*YOUR GOAL:* Do any lines in the data below contain "this"? If so, copy every one of them.

________________

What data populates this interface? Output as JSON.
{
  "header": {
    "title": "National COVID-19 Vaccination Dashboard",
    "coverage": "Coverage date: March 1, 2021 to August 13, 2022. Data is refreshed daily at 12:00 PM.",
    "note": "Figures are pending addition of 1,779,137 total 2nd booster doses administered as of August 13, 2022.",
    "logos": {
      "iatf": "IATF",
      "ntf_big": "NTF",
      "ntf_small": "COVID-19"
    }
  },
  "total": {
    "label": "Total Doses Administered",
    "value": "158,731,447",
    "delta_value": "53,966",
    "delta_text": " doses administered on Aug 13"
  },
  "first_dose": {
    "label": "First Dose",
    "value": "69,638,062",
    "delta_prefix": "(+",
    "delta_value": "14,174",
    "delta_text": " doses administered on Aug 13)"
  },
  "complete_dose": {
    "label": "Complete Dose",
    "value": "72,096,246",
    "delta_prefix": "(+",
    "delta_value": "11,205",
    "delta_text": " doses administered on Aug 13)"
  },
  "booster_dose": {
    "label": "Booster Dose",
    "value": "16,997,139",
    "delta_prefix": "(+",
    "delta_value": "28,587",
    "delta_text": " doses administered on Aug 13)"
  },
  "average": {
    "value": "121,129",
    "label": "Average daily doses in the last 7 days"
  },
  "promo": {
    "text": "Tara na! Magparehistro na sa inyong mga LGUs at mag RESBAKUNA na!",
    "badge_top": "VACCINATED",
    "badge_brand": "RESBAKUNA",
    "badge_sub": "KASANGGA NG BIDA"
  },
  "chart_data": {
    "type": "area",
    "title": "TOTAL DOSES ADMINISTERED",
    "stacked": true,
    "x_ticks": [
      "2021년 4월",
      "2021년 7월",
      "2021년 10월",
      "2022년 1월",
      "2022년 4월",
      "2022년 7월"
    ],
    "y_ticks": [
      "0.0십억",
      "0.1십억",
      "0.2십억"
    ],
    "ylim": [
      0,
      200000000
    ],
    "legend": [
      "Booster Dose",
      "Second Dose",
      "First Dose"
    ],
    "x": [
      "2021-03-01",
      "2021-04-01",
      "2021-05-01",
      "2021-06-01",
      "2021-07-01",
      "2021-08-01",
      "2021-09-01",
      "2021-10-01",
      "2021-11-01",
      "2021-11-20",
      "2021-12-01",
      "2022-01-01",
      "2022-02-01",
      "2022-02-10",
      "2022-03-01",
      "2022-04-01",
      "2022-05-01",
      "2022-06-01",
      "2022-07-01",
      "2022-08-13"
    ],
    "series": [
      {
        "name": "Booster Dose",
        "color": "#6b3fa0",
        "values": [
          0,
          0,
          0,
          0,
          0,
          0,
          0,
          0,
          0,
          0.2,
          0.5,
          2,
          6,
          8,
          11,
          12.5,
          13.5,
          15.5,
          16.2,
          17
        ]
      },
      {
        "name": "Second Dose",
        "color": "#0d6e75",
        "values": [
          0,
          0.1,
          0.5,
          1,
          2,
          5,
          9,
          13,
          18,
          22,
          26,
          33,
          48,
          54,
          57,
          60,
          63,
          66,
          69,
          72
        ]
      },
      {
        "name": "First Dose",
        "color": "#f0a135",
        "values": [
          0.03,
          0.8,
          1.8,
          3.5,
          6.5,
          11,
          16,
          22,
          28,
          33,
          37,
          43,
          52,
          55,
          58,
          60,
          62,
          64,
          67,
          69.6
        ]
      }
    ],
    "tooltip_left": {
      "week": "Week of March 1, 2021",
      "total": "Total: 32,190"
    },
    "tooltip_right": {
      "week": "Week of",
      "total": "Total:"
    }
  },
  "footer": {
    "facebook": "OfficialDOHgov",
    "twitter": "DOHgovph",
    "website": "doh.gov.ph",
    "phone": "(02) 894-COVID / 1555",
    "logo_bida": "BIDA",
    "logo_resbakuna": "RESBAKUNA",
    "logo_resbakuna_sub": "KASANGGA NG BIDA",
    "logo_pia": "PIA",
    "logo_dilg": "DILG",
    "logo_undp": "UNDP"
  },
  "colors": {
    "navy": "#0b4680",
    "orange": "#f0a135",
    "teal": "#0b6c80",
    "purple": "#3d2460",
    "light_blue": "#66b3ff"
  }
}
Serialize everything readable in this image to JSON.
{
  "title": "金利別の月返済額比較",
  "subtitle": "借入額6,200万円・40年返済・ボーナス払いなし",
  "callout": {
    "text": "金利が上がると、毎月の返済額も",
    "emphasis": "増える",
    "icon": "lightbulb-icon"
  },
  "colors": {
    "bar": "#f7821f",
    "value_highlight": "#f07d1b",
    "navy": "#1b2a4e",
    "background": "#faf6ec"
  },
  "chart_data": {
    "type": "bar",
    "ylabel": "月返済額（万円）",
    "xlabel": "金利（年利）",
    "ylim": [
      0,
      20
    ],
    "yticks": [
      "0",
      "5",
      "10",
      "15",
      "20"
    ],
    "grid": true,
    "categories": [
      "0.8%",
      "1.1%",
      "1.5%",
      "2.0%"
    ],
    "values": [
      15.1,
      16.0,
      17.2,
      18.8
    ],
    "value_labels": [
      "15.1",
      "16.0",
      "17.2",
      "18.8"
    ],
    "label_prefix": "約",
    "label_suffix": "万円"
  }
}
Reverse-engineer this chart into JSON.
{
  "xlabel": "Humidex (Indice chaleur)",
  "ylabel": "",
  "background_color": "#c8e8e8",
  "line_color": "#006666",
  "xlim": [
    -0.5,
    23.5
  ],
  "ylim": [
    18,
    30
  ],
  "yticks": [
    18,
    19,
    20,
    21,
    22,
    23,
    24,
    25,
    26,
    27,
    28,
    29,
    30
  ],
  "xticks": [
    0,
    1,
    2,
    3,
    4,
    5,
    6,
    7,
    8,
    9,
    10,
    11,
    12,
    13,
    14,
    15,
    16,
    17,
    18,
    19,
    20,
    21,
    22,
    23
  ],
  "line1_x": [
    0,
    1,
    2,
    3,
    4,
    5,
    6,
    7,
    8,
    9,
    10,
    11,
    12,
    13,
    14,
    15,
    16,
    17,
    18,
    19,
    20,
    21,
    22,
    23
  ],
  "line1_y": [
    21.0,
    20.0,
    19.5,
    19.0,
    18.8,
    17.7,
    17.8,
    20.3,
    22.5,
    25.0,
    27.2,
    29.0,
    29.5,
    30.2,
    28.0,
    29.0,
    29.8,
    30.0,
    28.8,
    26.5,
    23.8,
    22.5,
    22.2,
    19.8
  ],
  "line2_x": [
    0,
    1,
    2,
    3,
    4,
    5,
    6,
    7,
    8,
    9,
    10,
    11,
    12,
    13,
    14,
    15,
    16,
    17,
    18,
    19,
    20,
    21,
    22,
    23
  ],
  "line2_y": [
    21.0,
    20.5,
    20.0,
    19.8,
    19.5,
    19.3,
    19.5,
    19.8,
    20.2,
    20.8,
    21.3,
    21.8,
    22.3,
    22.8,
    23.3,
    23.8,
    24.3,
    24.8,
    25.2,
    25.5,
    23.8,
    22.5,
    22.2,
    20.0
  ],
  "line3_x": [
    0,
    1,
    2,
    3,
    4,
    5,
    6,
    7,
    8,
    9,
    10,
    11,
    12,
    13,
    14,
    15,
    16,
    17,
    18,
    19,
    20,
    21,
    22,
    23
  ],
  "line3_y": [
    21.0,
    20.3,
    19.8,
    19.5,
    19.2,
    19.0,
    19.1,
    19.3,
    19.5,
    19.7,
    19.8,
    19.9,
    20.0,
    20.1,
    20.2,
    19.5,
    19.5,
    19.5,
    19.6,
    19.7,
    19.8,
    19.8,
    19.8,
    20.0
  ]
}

________________

*TASK SOLUTION:*
What data populates this interface? Output as JSON.
Serialize everything readable in this image to JSON.
Reverse-engineer this chart into JSON.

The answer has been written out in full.